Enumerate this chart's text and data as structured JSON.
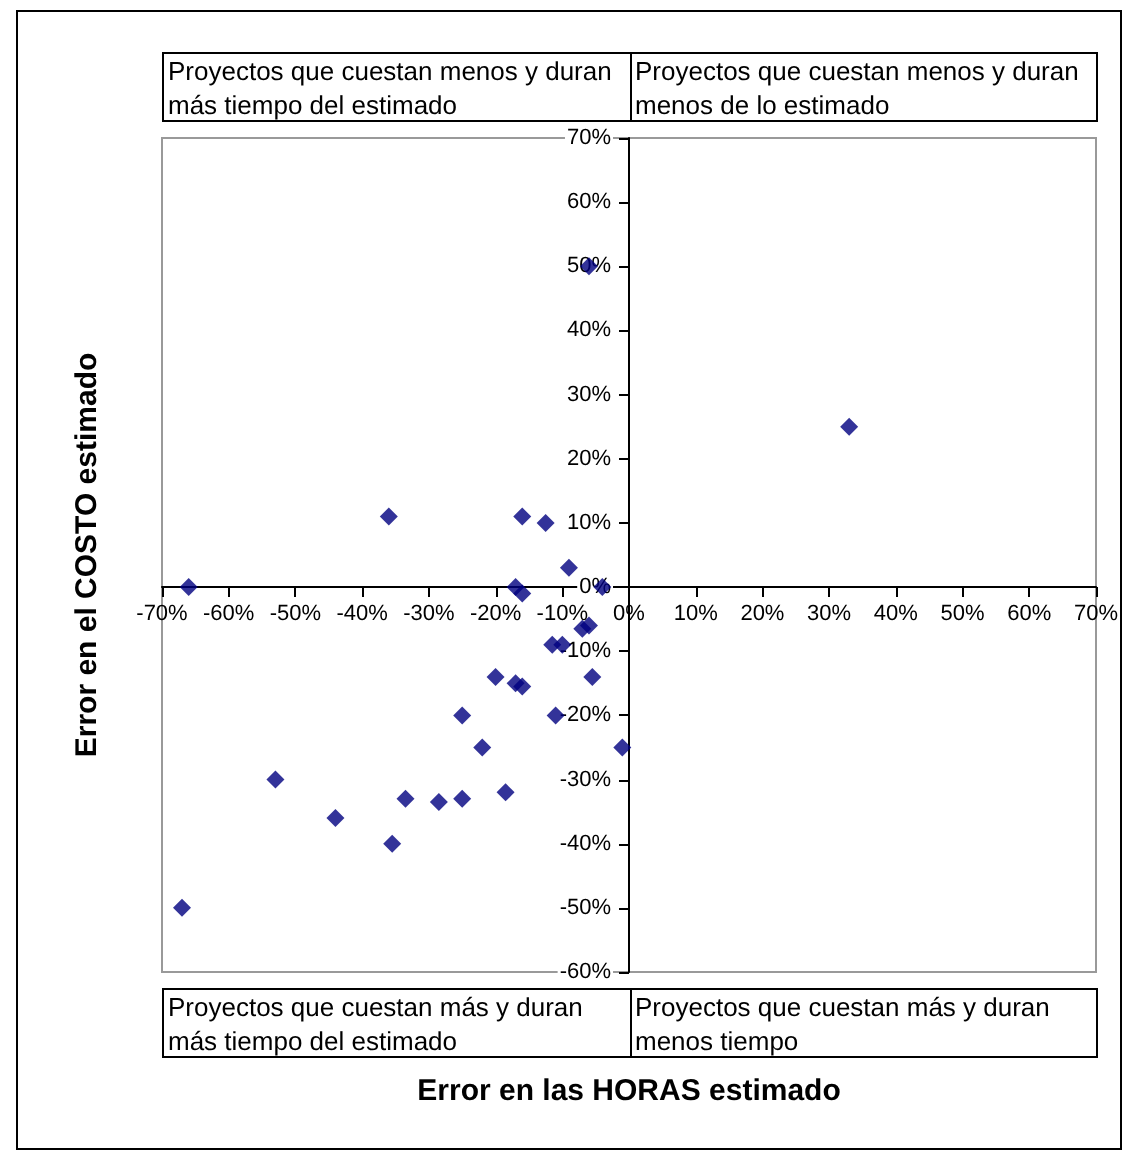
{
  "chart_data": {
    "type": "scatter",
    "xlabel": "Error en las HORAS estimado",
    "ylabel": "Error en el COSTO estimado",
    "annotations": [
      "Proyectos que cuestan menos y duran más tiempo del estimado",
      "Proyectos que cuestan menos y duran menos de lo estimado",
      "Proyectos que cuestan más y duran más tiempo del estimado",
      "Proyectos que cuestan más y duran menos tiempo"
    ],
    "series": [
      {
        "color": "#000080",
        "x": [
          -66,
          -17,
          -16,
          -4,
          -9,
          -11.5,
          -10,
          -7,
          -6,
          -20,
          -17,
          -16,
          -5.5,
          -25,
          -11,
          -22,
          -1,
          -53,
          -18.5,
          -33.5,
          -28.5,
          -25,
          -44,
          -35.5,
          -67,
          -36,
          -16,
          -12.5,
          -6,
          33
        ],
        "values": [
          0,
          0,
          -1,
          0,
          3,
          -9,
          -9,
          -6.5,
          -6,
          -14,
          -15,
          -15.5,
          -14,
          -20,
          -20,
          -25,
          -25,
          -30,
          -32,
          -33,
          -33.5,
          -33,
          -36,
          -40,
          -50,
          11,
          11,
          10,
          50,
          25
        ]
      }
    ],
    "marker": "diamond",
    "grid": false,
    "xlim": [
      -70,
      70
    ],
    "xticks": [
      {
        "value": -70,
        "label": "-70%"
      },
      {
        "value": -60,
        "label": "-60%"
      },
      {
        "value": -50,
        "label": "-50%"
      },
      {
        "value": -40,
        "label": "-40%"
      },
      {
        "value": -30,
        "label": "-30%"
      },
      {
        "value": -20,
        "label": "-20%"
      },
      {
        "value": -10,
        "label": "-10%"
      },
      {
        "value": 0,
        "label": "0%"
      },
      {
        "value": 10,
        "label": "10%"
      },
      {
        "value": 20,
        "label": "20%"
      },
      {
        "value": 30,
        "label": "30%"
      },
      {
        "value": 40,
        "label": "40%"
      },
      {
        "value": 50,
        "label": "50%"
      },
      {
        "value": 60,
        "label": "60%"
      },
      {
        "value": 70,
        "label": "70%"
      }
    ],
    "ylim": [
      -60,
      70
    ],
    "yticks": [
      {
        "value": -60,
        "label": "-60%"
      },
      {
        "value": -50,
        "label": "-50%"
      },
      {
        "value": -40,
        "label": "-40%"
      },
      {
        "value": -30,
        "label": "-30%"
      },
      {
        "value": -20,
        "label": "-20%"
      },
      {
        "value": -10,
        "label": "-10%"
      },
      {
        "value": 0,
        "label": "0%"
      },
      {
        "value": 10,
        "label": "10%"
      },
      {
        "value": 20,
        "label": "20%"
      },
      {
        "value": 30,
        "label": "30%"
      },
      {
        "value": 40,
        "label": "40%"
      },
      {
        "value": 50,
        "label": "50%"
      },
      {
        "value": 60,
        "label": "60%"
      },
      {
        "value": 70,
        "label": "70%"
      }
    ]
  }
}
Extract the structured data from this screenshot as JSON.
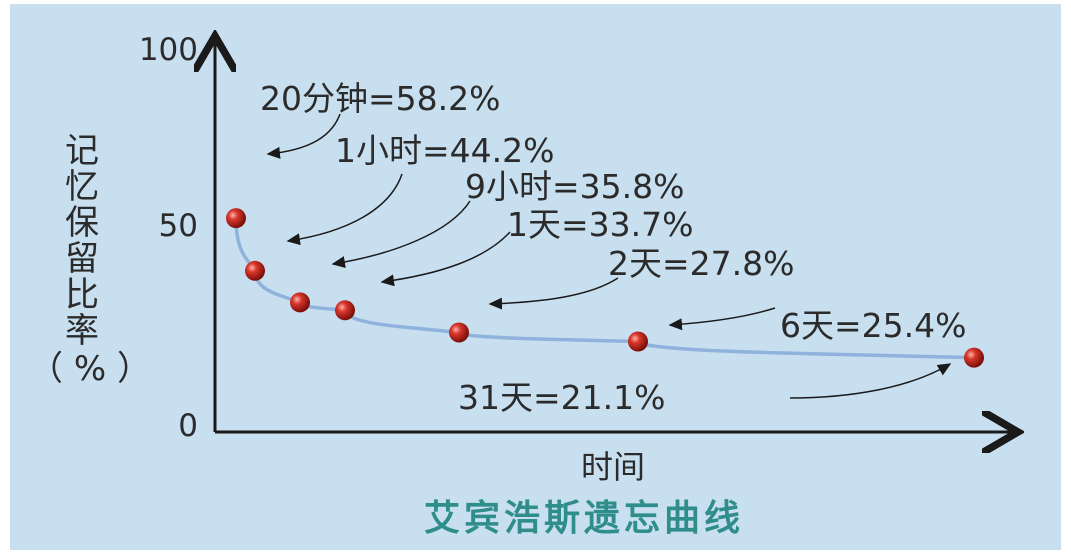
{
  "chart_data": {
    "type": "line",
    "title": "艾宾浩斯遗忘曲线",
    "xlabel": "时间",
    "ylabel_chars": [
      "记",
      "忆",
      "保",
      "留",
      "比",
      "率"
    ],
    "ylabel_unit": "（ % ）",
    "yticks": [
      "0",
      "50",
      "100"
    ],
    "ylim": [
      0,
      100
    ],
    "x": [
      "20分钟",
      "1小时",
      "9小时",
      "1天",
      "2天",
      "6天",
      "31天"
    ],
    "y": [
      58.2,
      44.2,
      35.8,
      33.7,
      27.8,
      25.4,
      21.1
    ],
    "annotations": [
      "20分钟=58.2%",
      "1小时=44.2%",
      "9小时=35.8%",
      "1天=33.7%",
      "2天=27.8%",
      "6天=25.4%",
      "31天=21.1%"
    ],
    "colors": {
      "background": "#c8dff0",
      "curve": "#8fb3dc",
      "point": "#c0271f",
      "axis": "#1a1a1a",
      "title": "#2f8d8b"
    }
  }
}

◆ **Given task**
With pictures left out, extract the lines from the one containing "Extract the structured" to the end of the material above, both included, exactly as written.

◆ **Solved problem**
Extract the structured data from this screenshot as JSON.
{
  "chart_data": {
    "type": "line",
    "title": "艾宾浩斯遗忘曲线",
    "xlabel": "时间",
    "ylabel_chars": [
      "记",
      "忆",
      "保",
      "留",
      "比",
      "率"
    ],
    "ylabel_unit": "（ % ）",
    "yticks": [
      "0",
      "50",
      "100"
    ],
    "ylim": [
      0,
      100
    ],
    "x": [
      "20分钟",
      "1小时",
      "9小时",
      "1天",
      "2天",
      "6天",
      "31天"
    ],
    "y": [
      58.2,
      44.2,
      35.8,
      33.7,
      27.8,
      25.4,
      21.1
    ],
    "annotations": [
      "20分钟=58.2%",
      "1小时=44.2%",
      "9小时=35.8%",
      "1天=33.7%",
      "2天=27.8%",
      "6天=25.4%",
      "31天=21.1%"
    ],
    "colors": {
      "background": "#c8dff0",
      "curve": "#8fb3dc",
      "point": "#c0271f",
      "axis": "#1a1a1a",
      "title": "#2f8d8b"
    }
  }
}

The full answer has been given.